START Data shown

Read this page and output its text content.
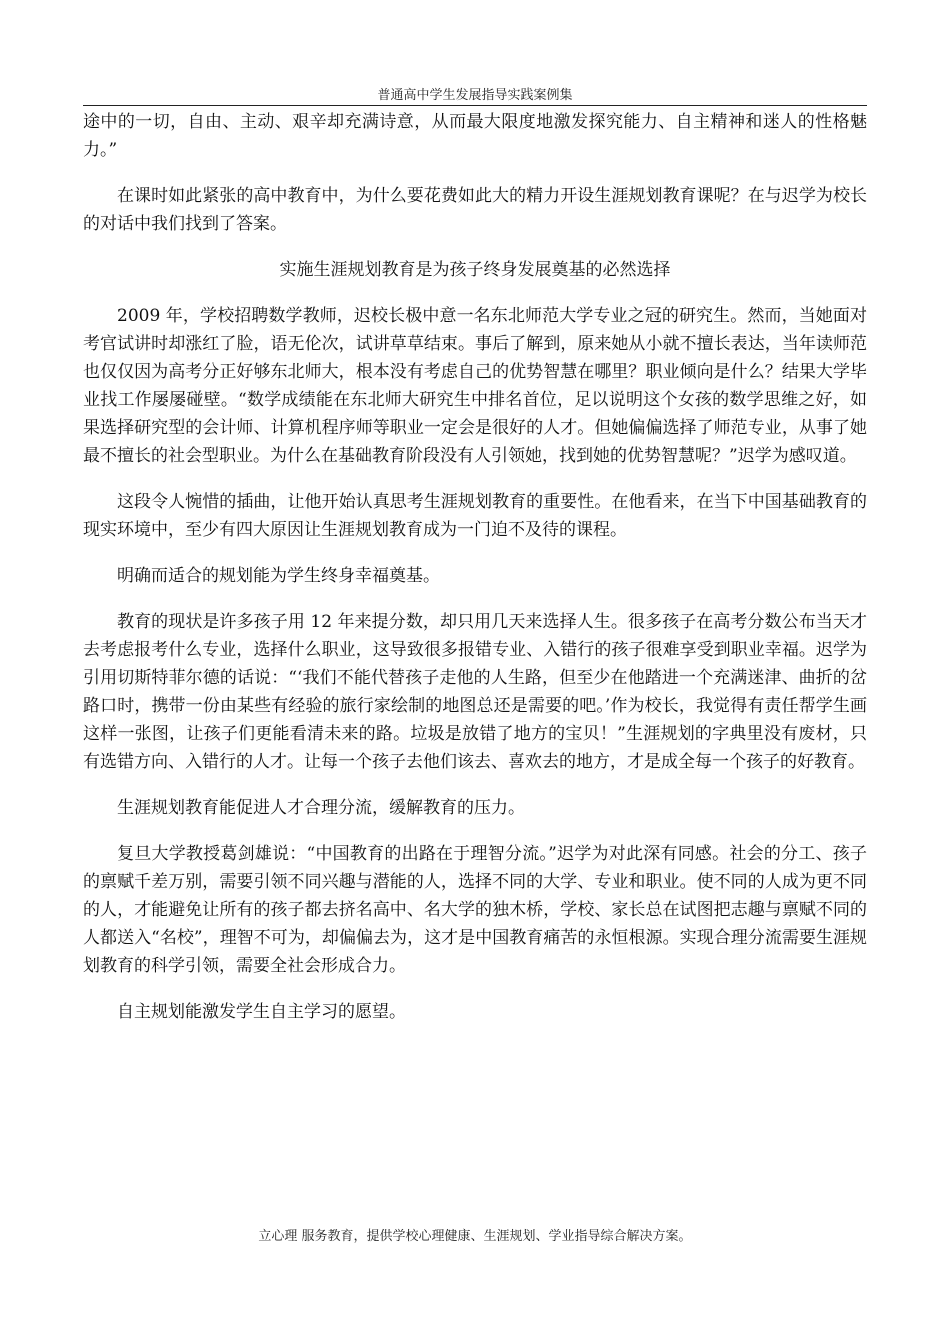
普通高中学生发展指导实践案例集

途中的一切，自由、主动、艰辛却充满诗意，从而最大限度地激发探究能力、自主精神和迷人的性格魅力。”

在课时如此紧张的高中教育中，为什么要花费如此大的精力开设生涯规划教育课呢？在与迟学为校长的对话中我们找到了答案。

实施生涯规划教育是为孩子终身发展奠基的必然选择

2009 年，学校招聘数学教师，迟校长极中意一名东北师范大学专业之冠的研究生。然而，当她面对考官试讲时却涨红了脸，语无伦次，试讲草草结束。事后了解到，原来她从小就不擅长表达，当年读师范也仅仅因为高考分正好够东北师大，根本没有考虑自己的优势智慧在哪里？职业倾向是什么？结果大学毕业找工作屡屡碰壁。“数学成绩能在东北师大研究生中排名首位，足以说明这个女孩的数学思维之好，如果选择研究型的会计师、计算机程序师等职业一定会是很好的人才。但她偏偏选择了师范专业，从事了她最不擅长的社会型职业。为什么在基础教育阶段没有人引领她，找到她的优势智慧呢？”迟学为感叹道。

这段令人惋惜的插曲，让他开始认真思考生涯规划教育的重要性。在他看来，在当下中国基础教育的现实环境中，至少有四大原因让生涯规划教育成为一门迫不及待的课程。

明确而适合的规划能为学生终身幸福奠基。

教育的现状是许多孩子用 12 年来提分数，却只用几天来选择人生。很多孩子在高考分数公布当天才去考虑报考什么专业，选择什么职业，这导致很多报错专业、入错行的孩子很难享受到职业幸福。迟学为引用切斯特菲尔德的话说：“‘我们不能代替孩子走他的人生路，但至少在他踏进一个充满迷津、曲折的岔路口时，携带一份由某些有经验的旅行家绘制的地图总还是需要的吧。’作为校长，我觉得有责任帮学生画这样一张图，让孩子们更能看清未来的路。垃圾是放错了地方的宝贝！”生涯规划的字典里没有废材，只有选错方向、入错行的人才。让每一个孩子去他们该去、喜欢去的地方，才是成全每一个孩子的好教育。

生涯规划教育能促进人才合理分流，缓解教育的压力。

复旦大学教授葛剑雄说：“中国教育的出路在于理智分流。”迟学为对此深有同感。社会的分工、孩子的禀赋千差万别，需要引领不同兴趣与潜能的人，选择不同的大学、专业和职业。使不同的人成为更不同的人，才能避免让所有的孩子都去挤名高中、名大学的独木桥，学校、家长总在试图把志趣与禀赋不同的人都送入“名校”，理智不可为，却偏偏去为，这才是中国教育痛苦的永恒根源。实现合理分流需要生涯规划教育的科学引领，需要全社会形成合力。

自主规划能激发学生自主学习的愿望。

立心理 服务教育，提供学校心理健康、生涯规划、学业指导综合解决方案。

END Data shown

◆ **What is needed**
From the listing, extract all text exactly as given and drop any picture.

◆ **Result for this exercise**
Read this page and output its text content.
普通高中学生发展指导实践案例集

途中的一切，自由、主动、艰辛却充满诗意，从而最大限度地激发探究能力、自主精神和迷人的性格魅力。”

在课时如此紧张的高中教育中，为什么要花费如此大的精力开设生涯规划教育课呢？在与迟学为校长的对话中我们找到了答案。

实施生涯规划教育是为孩子终身发展奠基的必然选择

2009 年，学校招聘数学教师，迟校长极中意一名东北师范大学专业之冠的研究生。然而，当她面对考官试讲时却涨红了脸，语无伦次，试讲草草结束。事后了解到，原来她从小就不擅长表达，当年读师范也仅仅因为高考分正好够东北师大，根本没有考虑自己的优势智慧在哪里？职业倾向是什么？结果大学毕业找工作屡屡碰壁。“数学成绩能在东北师大研究生中排名首位，足以说明这个女孩的数学思维之好，如果选择研究型的会计师、计算机程序师等职业一定会是很好的人才。但她偏偏选择了师范专业，从事了她最不擅长的社会型职业。为什么在基础教育阶段没有人引领她，找到她的优势智慧呢？”迟学为感叹道。

这段令人惋惜的插曲，让他开始认真思考生涯规划教育的重要性。在他看来，在当下中国基础教育的现实环境中，至少有四大原因让生涯规划教育成为一门迫不及待的课程。

明确而适合的规划能为学生终身幸福奠基。

教育的现状是许多孩子用 12 年来提分数，却只用几天来选择人生。很多孩子在高考分数公布当天才去考虑报考什么专业，选择什么职业，这导致很多报错专业、入错行的孩子很难享受到职业幸福。迟学为引用切斯特菲尔德的话说：“‘我们不能代替孩子走他的人生路，但至少在他踏进一个充满迷津、曲折的岔路口时，携带一份由某些有经验的旅行家绘制的地图总还是需要的吧。’作为校长，我觉得有责任帮学生画这样一张图，让孩子们更能看清未来的路。垃圾是放错了地方的宝贝！”生涯规划的字典里没有废材，只有选错方向、入错行的人才。让每一个孩子去他们该去、喜欢去的地方，才是成全每一个孩子的好教育。

生涯规划教育能促进人才合理分流，缓解教育的压力。

复旦大学教授葛剑雄说：“中国教育的出路在于理智分流。”迟学为对此深有同感。社会的分工、孩子的禀赋千差万别，需要引领不同兴趣与潜能的人，选择不同的大学、专业和职业。使不同的人成为更不同的人，才能避免让所有的孩子都去挤名高中、名大学的独木桥，学校、家长总在试图把志趣与禀赋不同的人都送入“名校”，理智不可为，却偏偏去为，这才是中国教育痛苦的永恒根源。实现合理分流需要生涯规划教育的科学引领，需要全社会形成合力。

自主规划能激发学生自主学习的愿望。

立心理 服务教育，提供学校心理健康、生涯规划、学业指导综合解决方案。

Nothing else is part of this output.